» Records from a collection of figures
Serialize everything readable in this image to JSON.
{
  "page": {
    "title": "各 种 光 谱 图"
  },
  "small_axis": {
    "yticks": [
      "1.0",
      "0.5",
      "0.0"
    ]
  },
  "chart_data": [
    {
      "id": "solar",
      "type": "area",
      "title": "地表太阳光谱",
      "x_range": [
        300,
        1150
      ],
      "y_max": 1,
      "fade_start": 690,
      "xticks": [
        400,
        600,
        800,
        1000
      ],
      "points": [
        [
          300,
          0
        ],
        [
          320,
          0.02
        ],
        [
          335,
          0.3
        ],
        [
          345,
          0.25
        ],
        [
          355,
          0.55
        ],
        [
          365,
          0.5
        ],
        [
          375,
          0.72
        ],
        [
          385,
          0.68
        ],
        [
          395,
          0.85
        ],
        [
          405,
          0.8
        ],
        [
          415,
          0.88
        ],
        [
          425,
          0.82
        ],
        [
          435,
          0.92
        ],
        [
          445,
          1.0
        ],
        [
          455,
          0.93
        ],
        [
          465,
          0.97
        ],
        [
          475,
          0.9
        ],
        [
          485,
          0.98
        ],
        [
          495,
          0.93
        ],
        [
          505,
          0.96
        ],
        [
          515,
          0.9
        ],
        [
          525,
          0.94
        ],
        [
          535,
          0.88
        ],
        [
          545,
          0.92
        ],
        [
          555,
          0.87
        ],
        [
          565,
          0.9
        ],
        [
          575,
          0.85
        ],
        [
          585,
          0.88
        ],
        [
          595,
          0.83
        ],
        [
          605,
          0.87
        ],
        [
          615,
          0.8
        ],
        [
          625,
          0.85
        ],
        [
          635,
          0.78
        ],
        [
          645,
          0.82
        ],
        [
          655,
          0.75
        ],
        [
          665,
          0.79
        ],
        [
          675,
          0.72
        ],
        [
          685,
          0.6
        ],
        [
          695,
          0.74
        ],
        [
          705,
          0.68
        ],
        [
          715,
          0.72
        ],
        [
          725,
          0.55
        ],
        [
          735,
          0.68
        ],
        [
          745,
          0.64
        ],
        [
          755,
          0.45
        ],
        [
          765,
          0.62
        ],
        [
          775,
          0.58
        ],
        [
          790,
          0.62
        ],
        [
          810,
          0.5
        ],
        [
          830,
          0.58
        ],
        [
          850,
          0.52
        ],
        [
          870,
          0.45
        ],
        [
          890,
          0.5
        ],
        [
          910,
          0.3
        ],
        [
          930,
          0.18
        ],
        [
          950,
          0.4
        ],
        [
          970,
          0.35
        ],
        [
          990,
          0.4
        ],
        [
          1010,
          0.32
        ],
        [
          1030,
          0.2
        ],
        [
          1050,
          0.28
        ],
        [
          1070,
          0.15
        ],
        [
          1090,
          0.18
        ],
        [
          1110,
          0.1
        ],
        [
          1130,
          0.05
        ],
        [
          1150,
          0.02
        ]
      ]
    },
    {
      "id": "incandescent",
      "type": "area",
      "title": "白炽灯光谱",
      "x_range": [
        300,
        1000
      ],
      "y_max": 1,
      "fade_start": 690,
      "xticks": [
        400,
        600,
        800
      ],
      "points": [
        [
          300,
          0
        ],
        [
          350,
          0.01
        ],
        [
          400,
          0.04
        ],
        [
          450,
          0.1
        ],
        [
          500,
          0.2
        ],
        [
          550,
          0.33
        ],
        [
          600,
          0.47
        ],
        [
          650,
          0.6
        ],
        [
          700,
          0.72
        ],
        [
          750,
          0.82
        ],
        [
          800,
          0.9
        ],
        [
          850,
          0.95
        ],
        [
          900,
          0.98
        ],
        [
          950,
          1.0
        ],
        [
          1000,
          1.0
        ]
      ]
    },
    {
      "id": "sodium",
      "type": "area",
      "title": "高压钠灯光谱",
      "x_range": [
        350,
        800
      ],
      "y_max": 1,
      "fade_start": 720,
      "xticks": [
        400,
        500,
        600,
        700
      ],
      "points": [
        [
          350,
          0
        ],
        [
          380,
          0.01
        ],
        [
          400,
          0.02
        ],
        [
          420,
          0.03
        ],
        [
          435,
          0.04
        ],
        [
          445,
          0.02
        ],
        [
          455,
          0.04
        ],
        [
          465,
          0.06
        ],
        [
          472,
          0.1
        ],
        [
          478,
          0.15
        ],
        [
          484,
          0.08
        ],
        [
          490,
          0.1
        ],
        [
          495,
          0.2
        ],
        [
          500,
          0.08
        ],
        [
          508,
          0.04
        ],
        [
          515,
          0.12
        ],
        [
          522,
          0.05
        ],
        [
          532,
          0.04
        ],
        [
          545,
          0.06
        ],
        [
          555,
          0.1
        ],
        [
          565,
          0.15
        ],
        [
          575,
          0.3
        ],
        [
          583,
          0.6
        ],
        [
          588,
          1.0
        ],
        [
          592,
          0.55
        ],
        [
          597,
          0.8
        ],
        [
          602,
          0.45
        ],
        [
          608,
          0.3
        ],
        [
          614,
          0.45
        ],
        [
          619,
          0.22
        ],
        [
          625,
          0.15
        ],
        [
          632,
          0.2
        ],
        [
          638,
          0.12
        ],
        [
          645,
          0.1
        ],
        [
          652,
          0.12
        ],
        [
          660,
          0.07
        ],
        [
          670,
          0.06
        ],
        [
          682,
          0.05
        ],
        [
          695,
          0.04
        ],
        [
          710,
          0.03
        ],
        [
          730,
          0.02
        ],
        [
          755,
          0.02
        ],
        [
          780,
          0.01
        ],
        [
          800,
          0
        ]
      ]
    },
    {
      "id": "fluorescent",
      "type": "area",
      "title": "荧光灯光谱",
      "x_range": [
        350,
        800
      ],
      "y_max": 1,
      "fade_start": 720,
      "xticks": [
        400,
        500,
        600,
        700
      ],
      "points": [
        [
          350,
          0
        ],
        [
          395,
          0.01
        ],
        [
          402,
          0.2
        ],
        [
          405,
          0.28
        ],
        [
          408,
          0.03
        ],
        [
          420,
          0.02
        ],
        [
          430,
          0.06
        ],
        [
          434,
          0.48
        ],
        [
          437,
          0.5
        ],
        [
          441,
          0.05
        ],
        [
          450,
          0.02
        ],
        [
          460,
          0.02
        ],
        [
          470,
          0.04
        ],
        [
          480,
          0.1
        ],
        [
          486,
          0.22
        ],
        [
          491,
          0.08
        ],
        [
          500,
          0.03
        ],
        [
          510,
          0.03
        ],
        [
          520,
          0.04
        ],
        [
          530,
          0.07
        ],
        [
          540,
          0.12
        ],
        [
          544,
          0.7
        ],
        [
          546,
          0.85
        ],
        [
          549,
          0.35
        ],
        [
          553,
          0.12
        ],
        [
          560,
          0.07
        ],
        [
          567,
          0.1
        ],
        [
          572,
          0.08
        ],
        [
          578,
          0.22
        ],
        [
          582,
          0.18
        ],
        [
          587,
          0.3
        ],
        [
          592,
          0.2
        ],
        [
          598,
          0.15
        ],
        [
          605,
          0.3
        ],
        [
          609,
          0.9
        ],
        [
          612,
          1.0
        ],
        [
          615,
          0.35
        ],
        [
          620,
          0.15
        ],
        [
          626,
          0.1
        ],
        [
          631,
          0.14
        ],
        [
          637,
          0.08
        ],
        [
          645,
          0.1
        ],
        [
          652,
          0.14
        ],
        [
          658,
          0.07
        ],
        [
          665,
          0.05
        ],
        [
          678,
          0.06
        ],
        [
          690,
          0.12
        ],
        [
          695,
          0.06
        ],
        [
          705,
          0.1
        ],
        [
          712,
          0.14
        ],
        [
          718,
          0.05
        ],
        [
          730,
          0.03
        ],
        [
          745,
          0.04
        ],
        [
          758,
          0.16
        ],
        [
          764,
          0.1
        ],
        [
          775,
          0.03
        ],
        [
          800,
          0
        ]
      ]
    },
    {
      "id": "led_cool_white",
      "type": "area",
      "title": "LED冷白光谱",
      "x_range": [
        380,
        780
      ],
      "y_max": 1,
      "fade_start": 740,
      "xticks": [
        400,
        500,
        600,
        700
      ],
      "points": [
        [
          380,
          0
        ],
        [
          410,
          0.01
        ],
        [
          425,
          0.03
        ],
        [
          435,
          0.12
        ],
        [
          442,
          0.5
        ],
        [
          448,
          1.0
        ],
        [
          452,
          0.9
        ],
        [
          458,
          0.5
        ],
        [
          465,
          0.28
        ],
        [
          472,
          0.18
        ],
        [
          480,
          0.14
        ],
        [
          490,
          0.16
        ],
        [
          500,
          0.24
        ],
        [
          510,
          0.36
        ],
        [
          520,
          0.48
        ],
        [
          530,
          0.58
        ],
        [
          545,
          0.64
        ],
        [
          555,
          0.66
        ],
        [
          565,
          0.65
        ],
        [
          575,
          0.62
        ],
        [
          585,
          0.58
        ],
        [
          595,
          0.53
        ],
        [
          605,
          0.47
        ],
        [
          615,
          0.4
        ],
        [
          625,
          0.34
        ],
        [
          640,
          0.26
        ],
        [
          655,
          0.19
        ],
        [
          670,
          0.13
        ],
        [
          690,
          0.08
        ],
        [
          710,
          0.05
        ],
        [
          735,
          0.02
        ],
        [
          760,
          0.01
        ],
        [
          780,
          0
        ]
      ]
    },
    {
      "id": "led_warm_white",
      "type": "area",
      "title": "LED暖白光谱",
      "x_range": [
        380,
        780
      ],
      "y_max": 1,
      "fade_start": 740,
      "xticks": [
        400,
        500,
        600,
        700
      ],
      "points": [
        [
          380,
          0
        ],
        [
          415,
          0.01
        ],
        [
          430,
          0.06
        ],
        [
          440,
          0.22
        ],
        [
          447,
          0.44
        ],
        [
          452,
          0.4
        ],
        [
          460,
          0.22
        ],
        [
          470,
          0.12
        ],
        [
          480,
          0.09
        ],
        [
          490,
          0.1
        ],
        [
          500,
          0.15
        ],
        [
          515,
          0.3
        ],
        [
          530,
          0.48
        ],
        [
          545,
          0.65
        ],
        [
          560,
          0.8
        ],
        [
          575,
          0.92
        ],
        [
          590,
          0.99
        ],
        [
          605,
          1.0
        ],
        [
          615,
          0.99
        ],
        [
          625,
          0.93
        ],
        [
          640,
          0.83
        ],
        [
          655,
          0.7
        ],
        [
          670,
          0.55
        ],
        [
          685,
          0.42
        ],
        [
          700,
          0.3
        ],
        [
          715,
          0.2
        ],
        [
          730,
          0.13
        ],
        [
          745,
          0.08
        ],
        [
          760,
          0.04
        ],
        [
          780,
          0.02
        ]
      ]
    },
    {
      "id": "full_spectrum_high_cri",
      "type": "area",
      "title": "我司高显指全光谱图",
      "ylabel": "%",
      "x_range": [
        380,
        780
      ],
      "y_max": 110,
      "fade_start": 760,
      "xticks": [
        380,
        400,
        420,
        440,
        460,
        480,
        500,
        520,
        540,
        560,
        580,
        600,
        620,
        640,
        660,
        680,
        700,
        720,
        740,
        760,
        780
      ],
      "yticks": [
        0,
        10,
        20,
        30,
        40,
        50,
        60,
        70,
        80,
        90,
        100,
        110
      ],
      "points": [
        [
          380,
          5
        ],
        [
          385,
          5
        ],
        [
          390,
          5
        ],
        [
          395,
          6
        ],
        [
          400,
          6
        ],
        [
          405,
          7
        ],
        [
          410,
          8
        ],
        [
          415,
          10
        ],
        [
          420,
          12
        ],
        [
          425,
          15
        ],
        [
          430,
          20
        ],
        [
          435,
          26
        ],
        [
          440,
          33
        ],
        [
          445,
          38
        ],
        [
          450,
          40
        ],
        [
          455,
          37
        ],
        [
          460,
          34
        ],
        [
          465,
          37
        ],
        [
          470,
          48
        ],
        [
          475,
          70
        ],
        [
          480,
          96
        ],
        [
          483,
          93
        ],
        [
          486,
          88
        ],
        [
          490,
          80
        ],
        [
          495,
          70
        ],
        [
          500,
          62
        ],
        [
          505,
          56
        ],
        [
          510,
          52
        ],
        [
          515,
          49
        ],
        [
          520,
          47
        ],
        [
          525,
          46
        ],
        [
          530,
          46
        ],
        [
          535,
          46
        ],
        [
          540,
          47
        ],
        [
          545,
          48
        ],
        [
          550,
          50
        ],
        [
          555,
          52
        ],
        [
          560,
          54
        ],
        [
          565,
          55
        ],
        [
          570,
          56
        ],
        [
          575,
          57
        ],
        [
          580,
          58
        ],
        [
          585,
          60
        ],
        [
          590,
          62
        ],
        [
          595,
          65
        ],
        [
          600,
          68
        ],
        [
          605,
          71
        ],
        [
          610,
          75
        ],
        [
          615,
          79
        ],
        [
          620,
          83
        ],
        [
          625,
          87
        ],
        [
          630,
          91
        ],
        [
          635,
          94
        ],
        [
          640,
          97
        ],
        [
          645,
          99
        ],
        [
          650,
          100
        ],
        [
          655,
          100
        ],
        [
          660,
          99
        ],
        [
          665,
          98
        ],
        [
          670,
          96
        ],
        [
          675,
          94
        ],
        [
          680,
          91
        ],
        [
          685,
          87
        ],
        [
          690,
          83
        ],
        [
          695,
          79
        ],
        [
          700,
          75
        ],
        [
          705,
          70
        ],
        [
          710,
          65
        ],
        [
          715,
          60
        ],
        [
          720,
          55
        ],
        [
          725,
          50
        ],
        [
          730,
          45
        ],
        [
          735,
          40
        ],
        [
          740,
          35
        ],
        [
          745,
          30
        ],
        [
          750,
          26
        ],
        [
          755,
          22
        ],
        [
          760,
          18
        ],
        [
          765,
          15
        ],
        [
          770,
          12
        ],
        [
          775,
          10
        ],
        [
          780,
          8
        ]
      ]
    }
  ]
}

» Task to carry out
Out of the preceding entries, pull every line containing the string "title".

» Final result
    "title": "各 种 光 谱 图"
      "title": "地表太阳光谱",
      "title": "白炽灯光谱",
      "title": "高压钠灯光谱",
      "title": "荧光灯光谱",
      "title": "LED冷白光谱",
      "title": "LED暖白光谱",
      "title": "我司高显指全光谱图",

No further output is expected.